===== Supplied records =====

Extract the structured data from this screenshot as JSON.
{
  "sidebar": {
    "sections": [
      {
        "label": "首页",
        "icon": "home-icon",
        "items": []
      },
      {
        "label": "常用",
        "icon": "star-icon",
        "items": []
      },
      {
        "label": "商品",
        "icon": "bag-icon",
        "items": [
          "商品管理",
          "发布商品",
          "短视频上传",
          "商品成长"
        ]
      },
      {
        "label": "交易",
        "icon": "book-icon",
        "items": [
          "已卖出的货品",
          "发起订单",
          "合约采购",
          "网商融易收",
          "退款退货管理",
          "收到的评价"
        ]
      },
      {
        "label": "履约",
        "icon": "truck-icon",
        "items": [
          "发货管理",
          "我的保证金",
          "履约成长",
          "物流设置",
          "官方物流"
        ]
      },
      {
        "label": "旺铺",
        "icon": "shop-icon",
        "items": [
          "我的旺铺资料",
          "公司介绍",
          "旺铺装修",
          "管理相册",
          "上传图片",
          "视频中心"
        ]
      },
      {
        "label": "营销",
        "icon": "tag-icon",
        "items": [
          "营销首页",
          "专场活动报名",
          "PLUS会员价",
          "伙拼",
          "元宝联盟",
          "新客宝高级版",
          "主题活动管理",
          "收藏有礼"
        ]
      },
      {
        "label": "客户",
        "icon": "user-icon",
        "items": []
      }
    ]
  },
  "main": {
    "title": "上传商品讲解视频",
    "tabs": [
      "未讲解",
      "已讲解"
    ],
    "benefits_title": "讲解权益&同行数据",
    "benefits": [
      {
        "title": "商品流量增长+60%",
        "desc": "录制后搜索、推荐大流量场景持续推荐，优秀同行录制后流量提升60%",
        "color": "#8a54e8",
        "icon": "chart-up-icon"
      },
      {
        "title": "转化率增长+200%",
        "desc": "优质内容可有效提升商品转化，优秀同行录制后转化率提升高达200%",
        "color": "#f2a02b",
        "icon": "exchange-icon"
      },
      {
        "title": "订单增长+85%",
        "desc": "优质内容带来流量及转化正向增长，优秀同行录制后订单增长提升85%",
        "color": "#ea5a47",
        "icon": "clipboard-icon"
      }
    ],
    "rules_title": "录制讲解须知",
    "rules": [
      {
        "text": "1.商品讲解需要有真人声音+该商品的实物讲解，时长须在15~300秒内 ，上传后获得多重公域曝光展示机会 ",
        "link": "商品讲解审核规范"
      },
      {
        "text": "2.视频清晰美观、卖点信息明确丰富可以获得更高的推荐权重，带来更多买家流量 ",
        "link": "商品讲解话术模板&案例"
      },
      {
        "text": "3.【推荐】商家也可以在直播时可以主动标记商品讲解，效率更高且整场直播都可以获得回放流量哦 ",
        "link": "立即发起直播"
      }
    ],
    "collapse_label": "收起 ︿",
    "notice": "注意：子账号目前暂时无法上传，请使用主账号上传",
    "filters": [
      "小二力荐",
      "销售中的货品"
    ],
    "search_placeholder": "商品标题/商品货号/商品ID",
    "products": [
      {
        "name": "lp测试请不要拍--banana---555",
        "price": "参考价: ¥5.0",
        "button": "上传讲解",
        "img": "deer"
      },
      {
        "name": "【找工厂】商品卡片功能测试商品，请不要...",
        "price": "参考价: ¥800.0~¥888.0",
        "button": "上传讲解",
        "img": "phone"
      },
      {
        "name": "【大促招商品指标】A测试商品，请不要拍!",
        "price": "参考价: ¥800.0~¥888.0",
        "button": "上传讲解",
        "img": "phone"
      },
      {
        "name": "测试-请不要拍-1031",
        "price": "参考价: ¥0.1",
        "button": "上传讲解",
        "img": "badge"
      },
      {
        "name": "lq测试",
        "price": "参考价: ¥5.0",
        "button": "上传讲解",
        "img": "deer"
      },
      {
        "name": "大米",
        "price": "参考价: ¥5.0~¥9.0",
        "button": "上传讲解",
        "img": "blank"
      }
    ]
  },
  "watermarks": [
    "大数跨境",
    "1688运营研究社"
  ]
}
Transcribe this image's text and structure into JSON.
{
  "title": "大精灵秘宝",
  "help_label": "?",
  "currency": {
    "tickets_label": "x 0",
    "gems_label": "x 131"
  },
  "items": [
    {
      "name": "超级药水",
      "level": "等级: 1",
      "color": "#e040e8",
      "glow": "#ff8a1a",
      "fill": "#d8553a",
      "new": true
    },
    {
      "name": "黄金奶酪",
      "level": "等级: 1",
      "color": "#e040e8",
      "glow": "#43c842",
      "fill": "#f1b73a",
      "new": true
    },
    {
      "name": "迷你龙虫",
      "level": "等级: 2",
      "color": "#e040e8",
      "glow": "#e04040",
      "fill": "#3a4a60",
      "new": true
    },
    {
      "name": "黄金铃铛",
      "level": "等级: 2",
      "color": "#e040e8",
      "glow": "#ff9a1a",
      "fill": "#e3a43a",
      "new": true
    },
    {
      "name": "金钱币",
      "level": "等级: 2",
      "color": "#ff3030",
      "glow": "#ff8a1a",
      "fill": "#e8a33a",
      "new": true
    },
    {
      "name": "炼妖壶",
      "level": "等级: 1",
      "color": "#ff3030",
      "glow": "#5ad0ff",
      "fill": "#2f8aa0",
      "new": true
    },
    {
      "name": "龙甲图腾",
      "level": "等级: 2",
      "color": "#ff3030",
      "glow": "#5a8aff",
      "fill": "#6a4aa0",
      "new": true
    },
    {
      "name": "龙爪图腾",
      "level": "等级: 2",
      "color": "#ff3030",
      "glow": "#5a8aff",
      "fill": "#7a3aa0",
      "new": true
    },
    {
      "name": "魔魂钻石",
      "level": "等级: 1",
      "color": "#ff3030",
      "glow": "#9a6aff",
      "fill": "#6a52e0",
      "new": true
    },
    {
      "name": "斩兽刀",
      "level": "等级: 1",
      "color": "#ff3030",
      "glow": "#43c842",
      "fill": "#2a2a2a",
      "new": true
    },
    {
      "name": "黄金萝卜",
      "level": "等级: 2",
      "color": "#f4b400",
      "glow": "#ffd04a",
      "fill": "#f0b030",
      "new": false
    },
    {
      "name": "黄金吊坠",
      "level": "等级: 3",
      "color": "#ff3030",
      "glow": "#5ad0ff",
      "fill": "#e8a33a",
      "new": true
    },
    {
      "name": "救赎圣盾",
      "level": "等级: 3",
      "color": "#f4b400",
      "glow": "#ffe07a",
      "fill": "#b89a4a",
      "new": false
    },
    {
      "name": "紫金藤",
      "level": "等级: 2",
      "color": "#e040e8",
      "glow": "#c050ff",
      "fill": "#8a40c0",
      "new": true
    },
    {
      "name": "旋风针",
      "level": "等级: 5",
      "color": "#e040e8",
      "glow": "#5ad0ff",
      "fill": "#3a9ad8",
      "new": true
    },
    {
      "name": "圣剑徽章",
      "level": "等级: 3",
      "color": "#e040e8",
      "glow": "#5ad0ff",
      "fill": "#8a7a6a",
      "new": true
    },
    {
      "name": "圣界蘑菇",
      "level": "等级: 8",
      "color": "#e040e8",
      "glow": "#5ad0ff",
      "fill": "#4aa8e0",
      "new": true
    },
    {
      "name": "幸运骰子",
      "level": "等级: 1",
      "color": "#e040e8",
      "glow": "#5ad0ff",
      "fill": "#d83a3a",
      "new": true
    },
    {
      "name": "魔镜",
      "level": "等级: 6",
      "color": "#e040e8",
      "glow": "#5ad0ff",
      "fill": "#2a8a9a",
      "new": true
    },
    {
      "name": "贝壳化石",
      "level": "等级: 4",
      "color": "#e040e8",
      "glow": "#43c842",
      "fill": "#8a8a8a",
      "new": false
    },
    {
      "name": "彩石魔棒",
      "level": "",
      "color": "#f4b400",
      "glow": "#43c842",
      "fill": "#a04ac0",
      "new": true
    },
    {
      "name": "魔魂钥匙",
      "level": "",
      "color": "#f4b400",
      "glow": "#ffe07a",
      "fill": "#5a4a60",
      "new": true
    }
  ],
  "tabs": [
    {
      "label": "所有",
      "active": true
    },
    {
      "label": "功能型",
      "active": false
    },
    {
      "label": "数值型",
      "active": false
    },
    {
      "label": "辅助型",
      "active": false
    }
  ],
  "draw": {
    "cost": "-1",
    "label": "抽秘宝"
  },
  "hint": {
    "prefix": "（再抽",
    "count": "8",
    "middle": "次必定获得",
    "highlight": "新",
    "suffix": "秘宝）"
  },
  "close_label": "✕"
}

=====

Exercise
Return each line in the records that holds the string "icon".

Problem solution
        "icon": "home-icon",
        "icon": "star-icon",
        "icon": "bag-icon",
        "icon": "book-icon",
        "icon": "truck-icon",
        "icon": "shop-icon",
        "icon": "tag-icon",
        "icon": "user-icon",
        "icon": "chart-up-icon"
        "icon": "exchange-icon"
        "icon": "clipboard-icon"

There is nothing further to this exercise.